- Given exercise
Copy the listing below word for word, from its first line through the line that contains "svg-text:63,50: 63,50 bbox=[301, 117, 324, 127]", including both of those lines.

------ Records for this exercise ------

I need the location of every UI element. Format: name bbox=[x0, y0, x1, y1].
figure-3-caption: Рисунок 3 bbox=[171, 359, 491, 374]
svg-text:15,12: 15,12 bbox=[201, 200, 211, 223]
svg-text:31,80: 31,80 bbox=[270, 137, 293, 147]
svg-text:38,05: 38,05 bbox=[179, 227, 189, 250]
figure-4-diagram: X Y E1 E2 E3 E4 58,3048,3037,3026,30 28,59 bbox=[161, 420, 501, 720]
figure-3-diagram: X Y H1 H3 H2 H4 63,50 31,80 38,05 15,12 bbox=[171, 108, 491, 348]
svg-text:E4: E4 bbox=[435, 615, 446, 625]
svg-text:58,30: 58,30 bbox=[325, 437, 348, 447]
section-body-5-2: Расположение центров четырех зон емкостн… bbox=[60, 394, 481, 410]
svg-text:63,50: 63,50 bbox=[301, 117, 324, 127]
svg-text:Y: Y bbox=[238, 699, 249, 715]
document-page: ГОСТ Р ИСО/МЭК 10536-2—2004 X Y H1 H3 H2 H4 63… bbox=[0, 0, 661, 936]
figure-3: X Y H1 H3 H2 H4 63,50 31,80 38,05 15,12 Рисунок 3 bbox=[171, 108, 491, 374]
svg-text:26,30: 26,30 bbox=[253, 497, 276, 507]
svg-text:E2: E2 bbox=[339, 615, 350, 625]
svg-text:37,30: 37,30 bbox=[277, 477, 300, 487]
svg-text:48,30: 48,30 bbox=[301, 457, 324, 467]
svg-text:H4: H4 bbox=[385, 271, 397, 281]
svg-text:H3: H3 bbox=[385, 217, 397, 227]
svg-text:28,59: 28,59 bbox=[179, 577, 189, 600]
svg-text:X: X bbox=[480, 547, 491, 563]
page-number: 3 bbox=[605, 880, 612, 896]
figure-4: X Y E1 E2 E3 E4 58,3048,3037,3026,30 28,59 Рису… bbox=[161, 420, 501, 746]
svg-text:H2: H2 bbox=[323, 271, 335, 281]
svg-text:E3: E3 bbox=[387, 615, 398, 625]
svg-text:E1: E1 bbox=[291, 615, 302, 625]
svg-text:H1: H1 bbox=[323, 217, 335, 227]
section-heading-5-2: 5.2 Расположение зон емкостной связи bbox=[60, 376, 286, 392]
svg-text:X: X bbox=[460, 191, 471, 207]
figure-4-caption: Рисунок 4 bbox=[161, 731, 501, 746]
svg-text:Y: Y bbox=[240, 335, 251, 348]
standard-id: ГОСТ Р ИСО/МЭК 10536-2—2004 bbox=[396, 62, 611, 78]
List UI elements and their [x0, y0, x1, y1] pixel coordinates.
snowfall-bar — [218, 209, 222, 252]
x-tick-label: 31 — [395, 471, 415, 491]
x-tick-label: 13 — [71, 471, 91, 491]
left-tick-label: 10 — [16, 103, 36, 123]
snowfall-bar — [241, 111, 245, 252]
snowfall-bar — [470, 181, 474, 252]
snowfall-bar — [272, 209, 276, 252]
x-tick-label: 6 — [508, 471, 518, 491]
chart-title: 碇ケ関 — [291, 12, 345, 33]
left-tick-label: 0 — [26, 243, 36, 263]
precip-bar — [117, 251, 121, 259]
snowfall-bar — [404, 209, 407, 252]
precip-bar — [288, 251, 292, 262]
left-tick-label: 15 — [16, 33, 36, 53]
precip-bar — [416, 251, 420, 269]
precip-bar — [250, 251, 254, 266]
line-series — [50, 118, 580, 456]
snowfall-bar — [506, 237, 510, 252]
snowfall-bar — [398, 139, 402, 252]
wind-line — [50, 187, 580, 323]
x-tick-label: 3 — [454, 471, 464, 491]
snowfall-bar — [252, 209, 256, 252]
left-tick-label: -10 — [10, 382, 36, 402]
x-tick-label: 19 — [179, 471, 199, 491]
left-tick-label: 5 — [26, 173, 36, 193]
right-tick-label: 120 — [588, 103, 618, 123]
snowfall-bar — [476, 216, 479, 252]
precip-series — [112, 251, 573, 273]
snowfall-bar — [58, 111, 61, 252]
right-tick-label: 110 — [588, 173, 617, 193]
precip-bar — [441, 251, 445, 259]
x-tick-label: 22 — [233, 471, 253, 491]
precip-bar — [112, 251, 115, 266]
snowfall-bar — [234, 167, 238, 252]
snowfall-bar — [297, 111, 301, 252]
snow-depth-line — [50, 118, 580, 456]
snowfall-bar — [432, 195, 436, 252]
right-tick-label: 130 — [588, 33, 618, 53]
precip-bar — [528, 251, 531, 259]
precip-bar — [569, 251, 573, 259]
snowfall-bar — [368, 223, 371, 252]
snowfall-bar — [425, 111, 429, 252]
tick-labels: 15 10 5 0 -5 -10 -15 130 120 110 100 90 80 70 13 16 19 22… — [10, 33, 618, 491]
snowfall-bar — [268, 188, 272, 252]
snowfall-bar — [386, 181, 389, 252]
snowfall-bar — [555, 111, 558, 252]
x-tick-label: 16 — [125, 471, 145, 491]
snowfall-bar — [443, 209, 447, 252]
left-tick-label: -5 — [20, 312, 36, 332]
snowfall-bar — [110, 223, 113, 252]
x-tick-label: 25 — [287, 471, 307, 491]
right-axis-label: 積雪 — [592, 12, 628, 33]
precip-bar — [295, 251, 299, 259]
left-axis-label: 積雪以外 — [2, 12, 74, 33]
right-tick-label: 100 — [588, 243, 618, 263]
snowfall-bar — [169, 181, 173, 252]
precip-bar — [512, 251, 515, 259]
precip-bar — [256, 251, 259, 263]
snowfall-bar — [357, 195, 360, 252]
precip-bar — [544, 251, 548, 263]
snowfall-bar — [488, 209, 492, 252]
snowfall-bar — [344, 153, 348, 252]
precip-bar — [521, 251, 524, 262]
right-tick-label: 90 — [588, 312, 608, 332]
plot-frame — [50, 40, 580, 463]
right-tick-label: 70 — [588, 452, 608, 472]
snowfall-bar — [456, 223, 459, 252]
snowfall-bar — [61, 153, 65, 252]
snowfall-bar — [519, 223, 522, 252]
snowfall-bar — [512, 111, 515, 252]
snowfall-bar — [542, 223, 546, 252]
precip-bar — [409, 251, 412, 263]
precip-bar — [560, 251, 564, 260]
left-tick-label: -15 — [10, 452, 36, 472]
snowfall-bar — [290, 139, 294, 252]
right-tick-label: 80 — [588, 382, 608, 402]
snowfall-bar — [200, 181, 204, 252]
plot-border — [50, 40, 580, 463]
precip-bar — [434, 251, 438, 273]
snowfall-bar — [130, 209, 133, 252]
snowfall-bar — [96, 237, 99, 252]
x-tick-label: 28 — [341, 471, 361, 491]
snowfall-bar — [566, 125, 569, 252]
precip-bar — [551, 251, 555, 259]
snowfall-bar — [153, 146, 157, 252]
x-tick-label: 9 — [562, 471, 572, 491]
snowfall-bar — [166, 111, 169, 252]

------

- Solution to the problem
I need the location of every UI element. Format: name bbox=[x0, y0, x1, y1].
figure-3-caption: Рисунок 3 bbox=[171, 359, 491, 374]
svg-text:15,12: 15,12 bbox=[201, 200, 211, 223]
svg-text:31,80: 31,80 bbox=[270, 137, 293, 147]
svg-text:38,05: 38,05 bbox=[179, 227, 189, 250]
figure-4-diagram: X Y E1 E2 E3 E4 58,3048,3037,3026,30 28,59 bbox=[161, 420, 501, 720]
figure-3-diagram: X Y H1 H3 H2 H4 63,50 31,80 38,05 15,12 bbox=[171, 108, 491, 348]
svg-text:E4: E4 bbox=[435, 615, 446, 625]
svg-text:58,30: 58,30 bbox=[325, 437, 348, 447]
section-body-5-2: Расположение центров четырех зон емкостн… bbox=[60, 394, 481, 410]
svg-text:63,50: 63,50 bbox=[301, 117, 324, 127]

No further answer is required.